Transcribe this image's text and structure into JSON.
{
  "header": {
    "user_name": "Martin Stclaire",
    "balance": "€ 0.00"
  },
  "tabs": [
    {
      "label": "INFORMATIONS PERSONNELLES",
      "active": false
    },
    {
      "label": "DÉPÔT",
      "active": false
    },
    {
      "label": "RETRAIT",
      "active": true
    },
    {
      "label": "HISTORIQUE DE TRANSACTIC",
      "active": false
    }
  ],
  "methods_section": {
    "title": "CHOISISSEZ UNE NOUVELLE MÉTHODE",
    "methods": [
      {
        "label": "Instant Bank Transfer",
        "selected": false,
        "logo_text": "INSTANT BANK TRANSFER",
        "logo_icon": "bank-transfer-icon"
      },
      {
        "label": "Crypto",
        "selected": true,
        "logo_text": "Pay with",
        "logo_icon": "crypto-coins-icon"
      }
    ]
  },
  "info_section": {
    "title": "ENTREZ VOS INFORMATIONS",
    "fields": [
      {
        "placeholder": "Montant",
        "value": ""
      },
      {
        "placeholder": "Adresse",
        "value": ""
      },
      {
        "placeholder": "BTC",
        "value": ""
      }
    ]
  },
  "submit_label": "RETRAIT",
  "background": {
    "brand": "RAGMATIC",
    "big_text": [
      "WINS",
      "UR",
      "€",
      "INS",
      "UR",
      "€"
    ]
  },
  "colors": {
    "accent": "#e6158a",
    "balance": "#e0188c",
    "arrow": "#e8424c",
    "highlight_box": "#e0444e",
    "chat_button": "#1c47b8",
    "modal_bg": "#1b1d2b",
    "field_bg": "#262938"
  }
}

▬▬▬▬▬▬

WRITTEN PROBLEM:
Transcribe the whole listing exactly.

RESULT BELOW:
Transcribe this image's text and structure into JSON.
{
  "header": {
    "user_name": "Martin Stclaire",
    "balance": "€ 0.00"
  },
  "tabs": [
    {
      "label": "INFORMATIONS PERSONNELLES",
      "active": false
    },
    {
      "label": "DÉPÔT",
      "active": false
    },
    {
      "label": "RETRAIT",
      "active": true
    },
    {
      "label": "HISTORIQUE DE TRANSACTIC",
      "active": false
    }
  ],
  "methods_section": {
    "title": "CHOISISSEZ UNE NOUVELLE MÉTHODE",
    "methods": [
      {
        "label": "Instant Bank Transfer",
        "selected": false,
        "logo_text": "INSTANT BANK TRANSFER",
        "logo_icon": "bank-transfer-icon"
      },
      {
        "label": "Crypto",
        "selected": true,
        "logo_text": "Pay with",
        "logo_icon": "crypto-coins-icon"
      }
    ]
  },
  "info_section": {
    "title": "ENTREZ VOS INFORMATIONS",
    "fields": [
      {
        "placeholder": "Montant",
        "value": ""
      },
      {
        "placeholder": "Adresse",
        "value": ""
      },
      {
        "placeholder": "BTC",
        "value": ""
      }
    ]
  },
  "submit_label": "RETRAIT",
  "background": {
    "brand": "RAGMATIC",
    "big_text": [
      "WINS",
      "UR",
      "€",
      "INS",
      "UR",
      "€"
    ]
  },
  "colors": {
    "accent": "#e6158a",
    "balance": "#e0188c",
    "arrow": "#e8424c",
    "highlight_box": "#e0444e",
    "chat_button": "#1c47b8",
    "modal_bg": "#1b1d2b",
    "field_bg": "#262938"
  }
}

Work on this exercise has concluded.